# [Problem to work on]
What follows is a set of records, each of which is to be written out exactly.

# [Recorded data]
::::

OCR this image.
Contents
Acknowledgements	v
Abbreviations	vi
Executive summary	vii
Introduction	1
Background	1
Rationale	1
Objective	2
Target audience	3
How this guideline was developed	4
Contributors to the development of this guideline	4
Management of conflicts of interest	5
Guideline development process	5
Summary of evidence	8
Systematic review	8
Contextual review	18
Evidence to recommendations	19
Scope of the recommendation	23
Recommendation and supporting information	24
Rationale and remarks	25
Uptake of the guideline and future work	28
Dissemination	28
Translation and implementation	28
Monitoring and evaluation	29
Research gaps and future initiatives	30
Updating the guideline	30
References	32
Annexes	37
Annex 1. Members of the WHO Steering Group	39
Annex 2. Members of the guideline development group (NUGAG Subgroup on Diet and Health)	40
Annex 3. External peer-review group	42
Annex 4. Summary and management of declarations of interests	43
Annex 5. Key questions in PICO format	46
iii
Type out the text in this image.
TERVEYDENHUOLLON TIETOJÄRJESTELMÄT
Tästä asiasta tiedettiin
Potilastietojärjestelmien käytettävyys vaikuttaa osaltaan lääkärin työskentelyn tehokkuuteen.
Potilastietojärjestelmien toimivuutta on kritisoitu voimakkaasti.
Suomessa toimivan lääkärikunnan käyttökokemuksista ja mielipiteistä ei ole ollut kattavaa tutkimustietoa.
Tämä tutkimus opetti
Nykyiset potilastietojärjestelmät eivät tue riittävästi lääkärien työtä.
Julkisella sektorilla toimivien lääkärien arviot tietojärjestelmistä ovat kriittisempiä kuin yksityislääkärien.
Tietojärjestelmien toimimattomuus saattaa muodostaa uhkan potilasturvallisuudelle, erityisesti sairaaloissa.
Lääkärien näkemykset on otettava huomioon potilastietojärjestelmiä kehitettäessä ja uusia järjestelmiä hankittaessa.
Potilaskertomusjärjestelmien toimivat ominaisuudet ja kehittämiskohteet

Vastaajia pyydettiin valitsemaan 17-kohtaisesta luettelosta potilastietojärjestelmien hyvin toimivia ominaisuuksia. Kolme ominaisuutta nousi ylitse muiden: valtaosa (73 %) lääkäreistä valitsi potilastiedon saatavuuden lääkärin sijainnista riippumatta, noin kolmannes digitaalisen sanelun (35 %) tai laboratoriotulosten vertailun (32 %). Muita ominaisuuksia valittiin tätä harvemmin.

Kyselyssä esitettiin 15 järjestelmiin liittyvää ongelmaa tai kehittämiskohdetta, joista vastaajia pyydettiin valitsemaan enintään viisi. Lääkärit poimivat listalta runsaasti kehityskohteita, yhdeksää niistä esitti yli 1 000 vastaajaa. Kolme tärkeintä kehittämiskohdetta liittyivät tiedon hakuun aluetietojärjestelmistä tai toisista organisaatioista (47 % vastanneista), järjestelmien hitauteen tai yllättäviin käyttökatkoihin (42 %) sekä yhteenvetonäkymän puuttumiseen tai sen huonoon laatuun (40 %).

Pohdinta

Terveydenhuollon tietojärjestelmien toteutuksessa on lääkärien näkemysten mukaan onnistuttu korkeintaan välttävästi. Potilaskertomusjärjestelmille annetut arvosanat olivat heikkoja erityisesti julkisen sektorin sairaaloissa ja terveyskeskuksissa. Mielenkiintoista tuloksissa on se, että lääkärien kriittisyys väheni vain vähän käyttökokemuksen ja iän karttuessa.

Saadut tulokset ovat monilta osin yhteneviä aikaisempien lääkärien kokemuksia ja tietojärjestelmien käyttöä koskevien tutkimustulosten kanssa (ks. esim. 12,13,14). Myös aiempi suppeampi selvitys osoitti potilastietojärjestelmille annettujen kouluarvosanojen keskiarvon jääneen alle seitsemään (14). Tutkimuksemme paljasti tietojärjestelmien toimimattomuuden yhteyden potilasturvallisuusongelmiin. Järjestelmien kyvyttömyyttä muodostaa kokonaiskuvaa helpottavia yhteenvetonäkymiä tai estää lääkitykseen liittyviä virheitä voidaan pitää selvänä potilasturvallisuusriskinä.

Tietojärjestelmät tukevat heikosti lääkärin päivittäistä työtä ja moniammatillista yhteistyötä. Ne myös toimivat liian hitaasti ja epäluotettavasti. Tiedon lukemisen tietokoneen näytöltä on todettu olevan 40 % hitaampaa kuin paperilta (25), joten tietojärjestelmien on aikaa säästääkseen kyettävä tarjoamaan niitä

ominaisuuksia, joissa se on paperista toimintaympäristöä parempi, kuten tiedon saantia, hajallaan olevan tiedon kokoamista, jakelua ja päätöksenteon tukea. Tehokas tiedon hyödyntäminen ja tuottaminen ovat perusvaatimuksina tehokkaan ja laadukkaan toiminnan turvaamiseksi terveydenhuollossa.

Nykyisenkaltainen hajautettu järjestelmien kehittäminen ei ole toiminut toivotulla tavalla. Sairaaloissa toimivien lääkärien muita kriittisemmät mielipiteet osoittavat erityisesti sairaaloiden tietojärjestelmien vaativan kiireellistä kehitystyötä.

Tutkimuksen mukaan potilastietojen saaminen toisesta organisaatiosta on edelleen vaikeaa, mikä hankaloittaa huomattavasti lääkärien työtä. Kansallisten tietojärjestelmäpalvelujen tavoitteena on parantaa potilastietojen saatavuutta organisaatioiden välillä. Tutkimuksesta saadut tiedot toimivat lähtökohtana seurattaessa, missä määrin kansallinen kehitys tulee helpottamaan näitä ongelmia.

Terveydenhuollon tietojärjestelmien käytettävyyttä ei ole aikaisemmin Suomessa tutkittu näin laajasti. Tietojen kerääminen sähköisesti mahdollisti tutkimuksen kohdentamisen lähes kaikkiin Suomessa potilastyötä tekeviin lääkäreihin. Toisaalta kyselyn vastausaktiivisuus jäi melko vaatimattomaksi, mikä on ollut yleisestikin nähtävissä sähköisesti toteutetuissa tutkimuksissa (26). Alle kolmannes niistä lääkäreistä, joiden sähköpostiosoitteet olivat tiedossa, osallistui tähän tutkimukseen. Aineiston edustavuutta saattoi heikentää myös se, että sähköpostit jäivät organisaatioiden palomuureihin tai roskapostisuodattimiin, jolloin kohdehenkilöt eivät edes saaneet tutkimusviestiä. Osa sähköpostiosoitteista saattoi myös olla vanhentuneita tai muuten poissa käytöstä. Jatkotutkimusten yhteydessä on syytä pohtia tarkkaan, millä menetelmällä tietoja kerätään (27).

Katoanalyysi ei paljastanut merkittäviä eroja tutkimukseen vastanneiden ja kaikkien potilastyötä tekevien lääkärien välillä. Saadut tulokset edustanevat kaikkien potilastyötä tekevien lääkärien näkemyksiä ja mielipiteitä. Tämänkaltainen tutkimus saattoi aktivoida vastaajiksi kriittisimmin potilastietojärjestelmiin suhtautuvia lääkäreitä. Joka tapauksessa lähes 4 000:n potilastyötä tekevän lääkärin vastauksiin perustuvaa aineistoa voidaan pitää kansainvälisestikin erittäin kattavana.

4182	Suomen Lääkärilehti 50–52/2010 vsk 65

::::

# [The answer]
OCR this image.
Contents
Acknowledgements	v
Abbreviations	vi
Executive summary	vii
Introduction	1
Background	1
Rationale	1
Objective	2
Target audience	3
How this guideline was developed	4
Contributors to the development of this guideline	4
Management of conflicts of interest	5
Guideline development process	5
Summary of evidence	8
Systematic review	8
Contextual review	18
Evidence to recommendations	19
Scope of the recommendation	23
Recommendation and supporting information	24
Rationale and remarks	25
Uptake of the guideline and future work	28
Dissemination	28
Translation and implementation	28
Monitoring and evaluation	29
Research gaps and future initiatives	30
Updating the guideline	30
References	32
Annexes	37
Annex 1. Members of the WHO Steering Group	39
Annex 2. Members of the guideline development group (NUGAG Subgroup on Diet and Health)	40
Annex 3. External peer-review group	42
Annex 4. Summary and management of declarations of interests	43
Annex 5. Key questions in PICO format	46
iii
Type out the text in this image.
TERVEYDENHUOLLON TIETOJÄRJESTELMÄT
Tästä asiasta tiedettiin
Potilastietojärjestelmien käytettävyys vaikuttaa osaltaan lääkärin työskentelyn tehokkuuteen.
Potilastietojärjestelmien toimivuutta on kritisoitu voimakkaasti.
Suomessa toimivan lääkärikunnan käyttökokemuksista ja mielipiteistä ei ole ollut kattavaa tutkimustietoa.
Tämä tutkimus opetti
Nykyiset potilastietojärjestelmät eivät tue riittävästi lääkärien työtä.
Julkisella sektorilla toimivien lääkärien arviot tietojärjestelmistä ovat kriittisempiä kuin yksityislääkärien.
Tietojärjestelmien toimimattomuus saattaa muodostaa uhkan potilasturvallisuudelle, erityisesti sairaaloissa.
Lääkärien näkemykset on otettava huomioon potilastietojärjestelmiä kehitettäessä ja uusia järjestelmiä hankittaessa.
Potilaskertomusjärjestelmien toimivat ominaisuudet ja kehittämiskohteet

Vastaajia pyydettiin valitsemaan 17-kohtaisesta luettelosta potilastietojärjestelmien hyvin toimivia ominaisuuksia. Kolme ominaisuutta nousi ylitse muiden: valtaosa (73 %) lääkäreistä valitsi potilastiedon saatavuuden lääkärin sijainnista riippumatta, noin kolmannes digitaalisen sanelun (35 %) tai laboratoriotulosten vertailun (32 %). Muita ominaisuuksia valittiin tätä harvemmin.

Kyselyssä esitettiin 15 järjestelmiin liittyvää ongelmaa tai kehittämiskohdetta, joista vastaajia pyydettiin valitsemaan enintään viisi. Lääkärit poimivat listalta runsaasti kehityskohteita, yhdeksää niistä esitti yli 1 000 vastaajaa. Kolme tärkeintä kehittämiskohdetta liittyivät tiedon hakuun aluetietojärjestelmistä tai toisista organisaatioista (47 % vastanneista), järjestelmien hitauteen tai yllättäviin käyttökatkoihin (42 %) sekä yhteenvetonäkymän puuttumiseen tai sen huonoon laatuun (40 %).

Pohdinta

Terveydenhuollon tietojärjestelmien toteutuksessa on lääkärien näkemysten mukaan onnistuttu korkeintaan välttävästi. Potilaskertomusjärjestelmille annetut arvosanat olivat heikkoja erityisesti julkisen sektorin sairaaloissa ja terveyskeskuksissa. Mielenkiintoista tuloksissa on se, että lääkärien kriittisyys väheni vain vähän käyttökokemuksen ja iän karttuessa.

Saadut tulokset ovat monilta osin yhteneviä aikaisempien lääkärien kokemuksia ja tietojärjestelmien käyttöä koskevien tutkimustulosten kanssa (ks. esim. 12,13,14). Myös aiempi suppeampi selvitys osoitti potilastietojärjestelmille annettujen kouluarvosanojen keskiarvon jääneen alle seitsemään (14). Tutkimuksemme paljasti tietojärjestelmien toimimattomuuden yhteyden potilasturvallisuusongelmiin. Järjestelmien kyvyttömyyttä muodostaa kokonaiskuvaa helpottavia yhteenvetonäkymiä tai estää lääkitykseen liittyviä virheitä voidaan pitää selvänä potilasturvallisuusriskinä.

Tietojärjestelmät tukevat heikosti lääkärin päivittäistä työtä ja moniammatillista yhteistyötä. Ne myös toimivat liian hitaasti ja epäluotettavasti. Tiedon lukemisen tietokoneen näytöltä on todettu olevan 40 % hitaampaa kuin paperilta (25), joten tietojärjestelmien on aikaa säästääkseen kyettävä tarjoamaan niitä

ominaisuuksia, joissa se on paperista toimintaympäristöä parempi, kuten tiedon saantia, hajallaan olevan tiedon kokoamista, jakelua ja päätöksenteon tukea. Tehokas tiedon hyödyntäminen ja tuottaminen ovat perusvaatimuksina tehokkaan ja laadukkaan toiminnan turvaamiseksi terveydenhuollossa.

Nykyisenkaltainen hajautettu järjestelmien kehittäminen ei ole toiminut toivotulla tavalla. Sairaaloissa toimivien lääkärien muita kriittisemmät mielipiteet osoittavat erityisesti sairaaloiden tietojärjestelmien vaativan kiireellistä kehitystyötä.

Tutkimuksen mukaan potilastietojen saaminen toisesta organisaatiosta on edelleen vaikeaa, mikä hankaloittaa huomattavasti lääkärien työtä. Kansallisten tietojärjestelmäpalvelujen tavoitteena on parantaa potilastietojen saatavuutta organisaatioiden välillä. Tutkimuksesta saadut tiedot toimivat lähtökohtana seurattaessa, missä määrin kansallinen kehitys tulee helpottamaan näitä ongelmia.

Terveydenhuollon tietojärjestelmien käytettävyyttä ei ole aikaisemmin Suomessa tutkittu näin laajasti. Tietojen kerääminen sähköisesti mahdollisti tutkimuksen kohdentamisen lähes kaikkiin Suomessa potilastyötä tekeviin lääkäreihin. Toisaalta kyselyn vastausaktiivisuus jäi melko vaatimattomaksi, mikä on ollut yleisestikin nähtävissä sähköisesti toteutetuissa tutkimuksissa (26). Alle kolmannes niistä lääkäreistä, joiden sähköpostiosoitteet olivat tiedossa, osallistui tähän tutkimukseen. Aineiston edustavuutta saattoi heikentää myös se, että sähköpostit jäivät organisaatioiden palomuureihin tai roskapostisuodattimiin, jolloin kohdehenkilöt eivät edes saaneet tutkimusviestiä. Osa sähköpostiosoitteista saattoi myös olla vanhentuneita tai muuten poissa käytöstä. Jatkotutkimusten yhteydessä on syytä pohtia tarkkaan, millä menetelmällä tietoja kerätään (27).

Katoanalyysi ei paljastanut merkittäviä eroja tutkimukseen vastanneiden ja kaikkien potilastyötä tekevien lääkärien välillä. Saadut tulokset edustanevat kaikkien potilastyötä tekevien lääkärien näkemyksiä ja mielipiteitä. Tämänkaltainen tutkimus saattoi aktivoida vastaajiksi kriittisimmin potilastietojärjestelmiin suhtautuvia lääkäreitä. Joka tapauksessa lähes 4 000:n potilastyötä tekevän lääkärin vastauksiin perustuvaa aineistoa voidaan pitää kansainvälisestikin erittäin kattavana.

4182	Suomen Lääkärilehti 50–52/2010 vsk 65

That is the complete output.